What this task involves:
Reproduce every line of the material below verbatim, leaving each entry and its coordinates unchanged.

# # # #

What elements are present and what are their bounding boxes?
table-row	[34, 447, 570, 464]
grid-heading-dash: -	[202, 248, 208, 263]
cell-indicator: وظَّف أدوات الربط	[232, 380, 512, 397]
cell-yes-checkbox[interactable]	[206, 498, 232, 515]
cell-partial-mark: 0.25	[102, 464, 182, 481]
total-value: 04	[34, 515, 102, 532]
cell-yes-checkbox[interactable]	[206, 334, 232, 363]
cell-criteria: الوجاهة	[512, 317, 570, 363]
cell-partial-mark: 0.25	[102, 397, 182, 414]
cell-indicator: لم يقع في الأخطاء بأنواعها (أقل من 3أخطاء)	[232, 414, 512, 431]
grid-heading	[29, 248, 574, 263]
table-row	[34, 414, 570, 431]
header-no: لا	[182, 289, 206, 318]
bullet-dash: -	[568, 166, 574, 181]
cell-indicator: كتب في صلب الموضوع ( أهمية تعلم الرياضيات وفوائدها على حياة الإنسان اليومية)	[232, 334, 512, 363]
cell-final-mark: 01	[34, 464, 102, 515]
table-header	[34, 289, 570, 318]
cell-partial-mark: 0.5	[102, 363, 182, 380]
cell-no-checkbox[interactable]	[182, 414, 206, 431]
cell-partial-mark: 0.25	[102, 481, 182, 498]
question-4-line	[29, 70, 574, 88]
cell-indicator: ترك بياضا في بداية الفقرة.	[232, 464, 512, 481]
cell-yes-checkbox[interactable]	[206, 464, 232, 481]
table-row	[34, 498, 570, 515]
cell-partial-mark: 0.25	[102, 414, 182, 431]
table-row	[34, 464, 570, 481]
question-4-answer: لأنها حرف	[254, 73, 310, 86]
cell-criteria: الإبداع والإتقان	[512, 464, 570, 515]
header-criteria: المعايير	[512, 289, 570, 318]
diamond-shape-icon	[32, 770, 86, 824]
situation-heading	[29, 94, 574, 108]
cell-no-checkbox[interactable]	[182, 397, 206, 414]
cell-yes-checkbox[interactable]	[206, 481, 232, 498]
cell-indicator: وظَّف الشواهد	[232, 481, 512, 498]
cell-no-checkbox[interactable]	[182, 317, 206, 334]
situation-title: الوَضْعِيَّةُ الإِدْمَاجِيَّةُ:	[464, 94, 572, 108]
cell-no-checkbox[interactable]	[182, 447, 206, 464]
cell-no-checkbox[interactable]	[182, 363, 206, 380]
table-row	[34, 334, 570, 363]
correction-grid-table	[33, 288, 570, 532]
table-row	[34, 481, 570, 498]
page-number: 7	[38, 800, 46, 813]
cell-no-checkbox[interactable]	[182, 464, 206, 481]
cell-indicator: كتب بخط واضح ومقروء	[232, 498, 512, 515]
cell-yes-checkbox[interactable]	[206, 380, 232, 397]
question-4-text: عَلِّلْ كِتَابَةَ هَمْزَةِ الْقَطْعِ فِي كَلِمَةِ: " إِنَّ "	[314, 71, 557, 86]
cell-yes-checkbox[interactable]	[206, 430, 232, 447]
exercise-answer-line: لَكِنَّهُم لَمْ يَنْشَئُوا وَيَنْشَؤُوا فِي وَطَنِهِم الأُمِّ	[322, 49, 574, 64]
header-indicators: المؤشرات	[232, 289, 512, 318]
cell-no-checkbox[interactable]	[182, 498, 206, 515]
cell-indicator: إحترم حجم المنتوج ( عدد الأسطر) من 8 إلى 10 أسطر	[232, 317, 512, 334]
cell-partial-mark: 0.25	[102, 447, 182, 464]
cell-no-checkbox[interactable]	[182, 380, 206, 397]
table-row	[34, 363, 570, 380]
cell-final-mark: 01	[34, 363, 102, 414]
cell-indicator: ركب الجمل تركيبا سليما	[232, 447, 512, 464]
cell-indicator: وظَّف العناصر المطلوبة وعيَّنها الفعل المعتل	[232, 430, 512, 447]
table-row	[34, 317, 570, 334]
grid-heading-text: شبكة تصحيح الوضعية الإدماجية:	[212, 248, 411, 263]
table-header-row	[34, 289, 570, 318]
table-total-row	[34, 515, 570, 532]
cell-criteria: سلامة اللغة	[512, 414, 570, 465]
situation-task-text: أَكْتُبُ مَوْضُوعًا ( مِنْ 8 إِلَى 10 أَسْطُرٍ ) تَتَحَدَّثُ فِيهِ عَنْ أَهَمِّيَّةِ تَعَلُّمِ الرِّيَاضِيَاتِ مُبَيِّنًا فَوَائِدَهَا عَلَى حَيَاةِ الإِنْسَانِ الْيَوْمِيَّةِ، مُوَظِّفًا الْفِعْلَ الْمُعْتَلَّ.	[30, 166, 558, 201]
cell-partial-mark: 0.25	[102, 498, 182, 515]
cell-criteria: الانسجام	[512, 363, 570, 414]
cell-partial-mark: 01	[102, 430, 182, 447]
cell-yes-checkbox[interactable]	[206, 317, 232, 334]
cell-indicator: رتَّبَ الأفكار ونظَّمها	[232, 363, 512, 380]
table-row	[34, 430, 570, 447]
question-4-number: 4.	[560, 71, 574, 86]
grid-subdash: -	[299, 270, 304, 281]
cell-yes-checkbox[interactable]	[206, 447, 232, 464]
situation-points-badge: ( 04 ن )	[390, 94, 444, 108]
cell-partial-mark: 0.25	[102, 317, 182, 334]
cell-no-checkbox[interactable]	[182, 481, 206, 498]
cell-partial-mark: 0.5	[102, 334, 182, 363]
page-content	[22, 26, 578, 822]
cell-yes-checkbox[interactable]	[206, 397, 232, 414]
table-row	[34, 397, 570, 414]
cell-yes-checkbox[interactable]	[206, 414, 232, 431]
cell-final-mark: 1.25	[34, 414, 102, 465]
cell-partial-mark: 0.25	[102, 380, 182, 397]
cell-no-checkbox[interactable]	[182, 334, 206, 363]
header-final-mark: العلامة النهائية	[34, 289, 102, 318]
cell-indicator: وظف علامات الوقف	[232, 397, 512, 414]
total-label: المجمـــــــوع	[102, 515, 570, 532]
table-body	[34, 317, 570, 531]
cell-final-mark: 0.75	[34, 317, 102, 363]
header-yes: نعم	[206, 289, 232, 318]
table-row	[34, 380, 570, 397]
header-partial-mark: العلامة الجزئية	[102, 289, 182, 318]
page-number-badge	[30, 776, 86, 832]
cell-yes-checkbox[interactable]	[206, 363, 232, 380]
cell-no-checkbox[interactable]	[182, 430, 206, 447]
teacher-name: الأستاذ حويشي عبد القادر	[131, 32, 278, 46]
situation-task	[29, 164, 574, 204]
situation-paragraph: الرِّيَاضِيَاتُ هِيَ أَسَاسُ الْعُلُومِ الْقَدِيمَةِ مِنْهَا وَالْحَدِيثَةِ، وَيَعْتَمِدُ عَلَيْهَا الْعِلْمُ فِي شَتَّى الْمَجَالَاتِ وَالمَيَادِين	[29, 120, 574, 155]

# # # #

Written response:
What elements are present and what are their bounding boxes?
table-row	[34, 447, 570, 464]
grid-heading-dash: -	[202, 248, 208, 263]
cell-indicator: وظَّف أدوات الربط	[232, 380, 512, 397]
cell-yes-checkbox[interactable]	[206, 498, 232, 515]
cell-partial-mark: 0.25	[102, 464, 182, 481]
total-value: 04	[34, 515, 102, 532]
cell-yes-checkbox[interactable]	[206, 334, 232, 363]
cell-criteria: الوجاهة	[512, 317, 570, 363]
cell-partial-mark: 0.25	[102, 397, 182, 414]
cell-indicator: لم يقع في الأخطاء بأنواعها (أقل من 3أخطاء)	[232, 414, 512, 431]
grid-heading	[29, 248, 574, 263]
table-row	[34, 414, 570, 431]
header-no: لا	[182, 289, 206, 318]
bullet-dash: -	[568, 166, 574, 181]
cell-indicator: كتب في صلب الموضوع ( أهمية تعلم الرياضيات وفوائدها على حياة الإنسان اليومية)	[232, 334, 512, 363]
cell-final-mark: 01	[34, 464, 102, 515]
table-header	[34, 289, 570, 318]
cell-partial-mark: 0.5	[102, 363, 182, 380]
cell-no-checkbox[interactable]	[182, 414, 206, 431]
cell-partial-mark: 0.25	[102, 481, 182, 498]
question-4-line	[29, 70, 574, 88]
cell-indicator: ترك بياضا في بداية الفقرة.	[232, 464, 512, 481]
cell-yes-checkbox[interactable]	[206, 464, 232, 481]
table-row	[34, 498, 570, 515]
cell-partial-mark: 0.25	[102, 414, 182, 431]
table-row	[34, 464, 570, 481]
question-4-answer: لأنها حرف	[254, 73, 310, 86]
cell-criteria: الإبداع والإتقان	[512, 464, 570, 515]
header-criteria: المعايير	[512, 289, 570, 318]
diamond-shape-icon	[32, 770, 86, 824]
situation-heading	[29, 94, 574, 108]
cell-no-checkbox[interactable]	[182, 397, 206, 414]
cell-yes-checkbox[interactable]	[206, 481, 232, 498]
cell-indicator: وظَّف الشواهد	[232, 481, 512, 498]
cell-no-checkbox[interactable]	[182, 317, 206, 334]
situation-title: الوَضْعِيَّةُ الإِدْمَاجِيَّةُ:	[464, 94, 572, 108]
cell-no-checkbox[interactable]	[182, 447, 206, 464]
cell-no-checkbox[interactable]	[182, 363, 206, 380]
table-row	[34, 334, 570, 363]
correction-grid-table	[33, 288, 570, 532]
table-row	[34, 481, 570, 498]
page-number: 7	[38, 800, 46, 813]
cell-no-checkbox[interactable]	[182, 464, 206, 481]
cell-indicator: كتب بخط واضح ومقروء	[232, 498, 512, 515]
cell-yes-checkbox[interactable]	[206, 380, 232, 397]
question-4-text: عَلِّلْ كِتَابَةَ هَمْزَةِ الْقَطْعِ فِي كَلِمَةِ: " إِنَّ "	[314, 71, 557, 86]
cell-yes-checkbox[interactable]	[206, 430, 232, 447]
exercise-answer-line: لَكِنَّهُم لَمْ يَنْشَئُوا وَيَنْشَؤُوا فِي وَطَنِهِم الأُمِّ	[322, 49, 574, 64]
header-indicators: المؤشرات	[232, 289, 512, 318]
cell-no-checkbox[interactable]	[182, 498, 206, 515]
cell-indicator: إحترم حجم المنتوج ( عدد الأسطر) من 8 إلى 10 أسطر	[232, 317, 512, 334]
cell-partial-mark: 0.25	[102, 447, 182, 464]
cell-no-checkbox[interactable]	[182, 380, 206, 397]
table-row	[34, 363, 570, 380]
cell-final-mark: 01	[34, 363, 102, 414]
cell-indicator: ركب الجمل تركيبا سليما	[232, 447, 512, 464]
cell-indicator: وظَّف العناصر المطلوبة وعيَّنها الفعل المعتل	[232, 430, 512, 447]
table-row	[34, 317, 570, 334]
grid-heading-text: شبكة تصحيح الوضعية الإدماجية:	[212, 248, 411, 263]
table-header-row	[34, 289, 570, 318]
table-total-row	[34, 515, 570, 532]
cell-criteria: سلامة اللغة	[512, 414, 570, 465]
situation-task-text: أَكْتُبُ مَوْضُوعًا ( مِنْ 8 إِلَى 10 أَسْطُرٍ ) تَتَحَدَّثُ فِيهِ عَنْ أَهَمِّيَّةِ تَعَلُّمِ الرِّيَاضِيَاتِ مُبَيِّنًا فَوَائِدَهَا عَلَى حَيَاةِ الإِنْسَانِ الْيَوْمِيَّةِ، مُوَظِّفًا الْفِعْلَ الْمُعْتَلَّ.	[30, 166, 558, 201]
cell-partial-mark: 0.25	[102, 498, 182, 515]
cell-criteria: الانسجام	[512, 363, 570, 414]
cell-partial-mark: 01	[102, 430, 182, 447]
cell-yes-checkbox[interactable]	[206, 317, 232, 334]
cell-indicator: رتَّبَ الأفكار ونظَّمها	[232, 363, 512, 380]
table-row	[34, 430, 570, 447]
question-4-number: 4.	[560, 71, 574, 86]
grid-subdash: -	[299, 270, 304, 281]
cell-yes-checkbox[interactable]	[206, 447, 232, 464]
situation-points-badge: ( 04 ن )	[390, 94, 444, 108]
cell-partial-mark: 0.25	[102, 317, 182, 334]
cell-no-checkbox[interactable]	[182, 481, 206, 498]
cell-partial-mark: 0.5	[102, 334, 182, 363]
page-content	[22, 26, 578, 822]
cell-yes-checkbox[interactable]	[206, 397, 232, 414]
table-row	[34, 397, 570, 414]
cell-yes-checkbox[interactable]	[206, 414, 232, 431]
cell-final-mark: 1.25	[34, 414, 102, 465]
cell-partial-mark: 0.25	[102, 380, 182, 397]
cell-no-checkbox[interactable]	[182, 334, 206, 363]
header-final-mark: العلامة النهائية	[34, 289, 102, 318]
cell-indicator: وظف علامات الوقف	[232, 397, 512, 414]
total-label: المجمـــــــوع	[102, 515, 570, 532]
table-body	[34, 317, 570, 531]
cell-final-mark: 0.75	[34, 317, 102, 363]
header-yes: نعم	[206, 289, 232, 318]
table-row	[34, 380, 570, 397]
header-partial-mark: العلامة الجزئية	[102, 289, 182, 318]
page-number-badge	[30, 776, 86, 832]
cell-yes-checkbox[interactable]	[206, 363, 232, 380]
cell-no-checkbox[interactable]	[182, 430, 206, 447]
teacher-name: الأستاذ حويشي عبد القادر	[131, 32, 278, 46]
situation-task	[29, 164, 574, 204]
situation-paragraph: الرِّيَاضِيَاتُ هِيَ أَسَاسُ الْعُلُومِ الْقَدِيمَةِ مِنْهَا وَالْحَدِيثَةِ، وَيَعْتَمِدُ عَلَيْهَا الْعِلْمُ فِي شَتَّى الْمَجَالَاتِ وَالمَيَادِين	[29, 120, 574, 155]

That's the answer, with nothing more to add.